=== WORK TO DO ===
Restate the complete material exactly.

━━━━━ RECORD EXTRACTS ━━━━━

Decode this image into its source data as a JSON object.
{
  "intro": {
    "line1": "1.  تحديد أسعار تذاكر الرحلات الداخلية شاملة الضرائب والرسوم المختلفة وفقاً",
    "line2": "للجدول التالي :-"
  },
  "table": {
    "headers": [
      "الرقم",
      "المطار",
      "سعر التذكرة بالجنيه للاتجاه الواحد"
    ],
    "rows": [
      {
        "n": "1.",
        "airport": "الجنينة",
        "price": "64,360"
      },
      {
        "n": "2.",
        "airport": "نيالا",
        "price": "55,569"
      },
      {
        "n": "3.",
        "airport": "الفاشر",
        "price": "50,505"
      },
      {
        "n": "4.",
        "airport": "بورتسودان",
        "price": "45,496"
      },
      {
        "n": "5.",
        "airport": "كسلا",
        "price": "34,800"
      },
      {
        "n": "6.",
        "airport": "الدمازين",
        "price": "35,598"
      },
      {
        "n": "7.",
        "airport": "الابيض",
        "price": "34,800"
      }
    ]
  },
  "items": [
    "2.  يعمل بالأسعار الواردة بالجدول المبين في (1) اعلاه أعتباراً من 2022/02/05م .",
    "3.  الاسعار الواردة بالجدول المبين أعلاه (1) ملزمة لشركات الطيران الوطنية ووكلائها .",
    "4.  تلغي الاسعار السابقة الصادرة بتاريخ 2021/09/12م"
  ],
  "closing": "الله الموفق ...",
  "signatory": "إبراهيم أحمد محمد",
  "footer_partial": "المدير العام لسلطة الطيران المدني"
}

━━━━━

=== RESPONSE TO THIS EXERCISE ===
Decode this image into its source data as a JSON object.
{
  "intro": {
    "line1": "1.  تحديد أسعار تذاكر الرحلات الداخلية شاملة الضرائب والرسوم المختلفة وفقاً",
    "line2": "للجدول التالي :-"
  },
  "table": {
    "headers": [
      "الرقم",
      "المطار",
      "سعر التذكرة بالجنيه للاتجاه الواحد"
    ],
    "rows": [
      {
        "n": "1.",
        "airport": "الجنينة",
        "price": "64,360"
      },
      {
        "n": "2.",
        "airport": "نيالا",
        "price": "55,569"
      },
      {
        "n": "3.",
        "airport": "الفاشر",
        "price": "50,505"
      },
      {
        "n": "4.",
        "airport": "بورتسودان",
        "price": "45,496"
      },
      {
        "n": "5.",
        "airport": "كسلا",
        "price": "34,800"
      },
      {
        "n": "6.",
        "airport": "الدمازين",
        "price": "35,598"
      },
      {
        "n": "7.",
        "airport": "الابيض",
        "price": "34,800"
      }
    ]
  },
  "items": [
    "2.  يعمل بالأسعار الواردة بالجدول المبين في (1) اعلاه أعتباراً من 2022/02/05م .",
    "3.  الاسعار الواردة بالجدول المبين أعلاه (1) ملزمة لشركات الطيران الوطنية ووكلائها .",
    "4.  تلغي الاسعار السابقة الصادرة بتاريخ 2021/09/12م"
  ],
  "closing": "الله الموفق ...",
  "signatory": "إبراهيم أحمد محمد",
  "footer_partial": "المدير العام لسلطة الطيران المدني"
}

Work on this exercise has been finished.